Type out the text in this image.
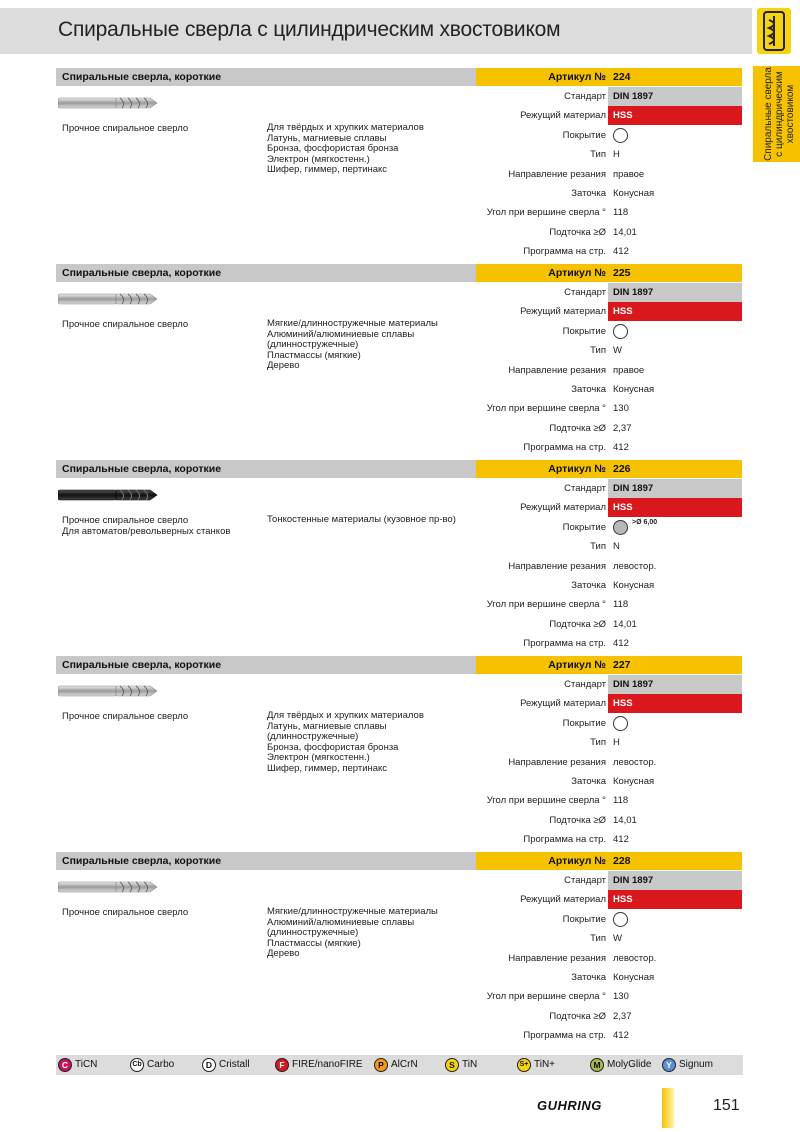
Спиральные сверла с цилиндрическим хвостовиком
Спиральные сверла с цилиндрическим хвостовиком
Спиральные сверла, короткие	Артикул № 224
Прочное спиральное сверло	Для твёрдых и хрупких материалов
Латунь, магниевые сплавы
Бронза, фосфористая бронза
Электрон (мягкостенн.)
Шифер, гиммер, пертинакс
Стандарт DIN 1897
Режущий материал HSS
Покрытие
Тип H
Направление резания правое
Заточка Конусная
Угол при вершине сверла ° 118
Подточка ≥Ø 14,01
Программа на стр. 412
Спиральные сверла, короткие	Артикул № 225
Прочное спиральное сверло	Мягкие/длинностружечные материалы
Алюминий/алюминиевые сплавы
(длинностружечные)
Пластмассы (мягкие)
Дерево
Стандарт DIN 1897
Режущий материал HSS
Покрытие
Тип W
Направление резания правое
Заточка Конусная
Угол при вершине сверла ° 130
Подточка ≥Ø 2,37
Программа на стр. 412
Спиральные сверла, короткие	Артикул № 226
Прочное спиральное сверло
Для автоматов/револьверных станков
Тонкостенные материалы (кузовное пр-во)
Стандарт DIN 1897
Режущий материал HSS
Покрытие	>Ø 6,00
Тип N
Направление резания левостор.
Заточка Конусная
Угол при вершине сверла ° 118
Подточка ≥Ø 14,01
Программа на стр. 412
Спиральные сверла, короткие	Артикул № 227
Прочное спиральное сверло	Для твёрдых и хрупких материалов
Латунь, магниевые сплавы
(длинностружечные)
Бронза, фосфористая бронза
Электрон (мягкостенн.)
Шифер, гиммер, пертинакс
Стандарт DIN 1897
Режущий материал HSS
Покрытие
Тип H
Направление резания левостор.
Заточка Конусная
Угол при вершине сверла ° 118
Подточка ≥Ø 14,01
Программа на стр. 412
Спиральные сверла, короткие	Артикул № 228
Прочное спиральное сверло	Мягкие/длинностружечные материалы
Алюминий/алюминиевые сплавы
(длинностружечные)
Пластмассы (мягкие)
Дерево
Стандарт DIN 1897
Режущий материал HSS
Покрытие
Тип W
Направление резания левостор.
Заточка Конусная
Угол при вершине сверла ° 130
Подточка ≥Ø 2,37
Программа на стр. 412
C TiCN	Cb Carbo	D Cristall	F FIRE/nanoFIRE	P AlCrN	S TiN	S+ TiN+	M MolyGlide	Y Signum
GUHRING	151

####################

### Task to carry out:
Extract every line above containing the word "Спиральные".

### Finished answer:
Спиральные сверла с цилиндрическим хвостовиком
Спиральные сверла с цилиндрическим хвостовиком
Спиральные сверла, короткие	Артикул № 224
Спиральные сверла, короткие	Артикул № 225
Спиральные сверла, короткие	Артикул № 226
Спиральные сверла, короткие	Артикул № 227
Спиральные сверла, короткие	Артикул № 228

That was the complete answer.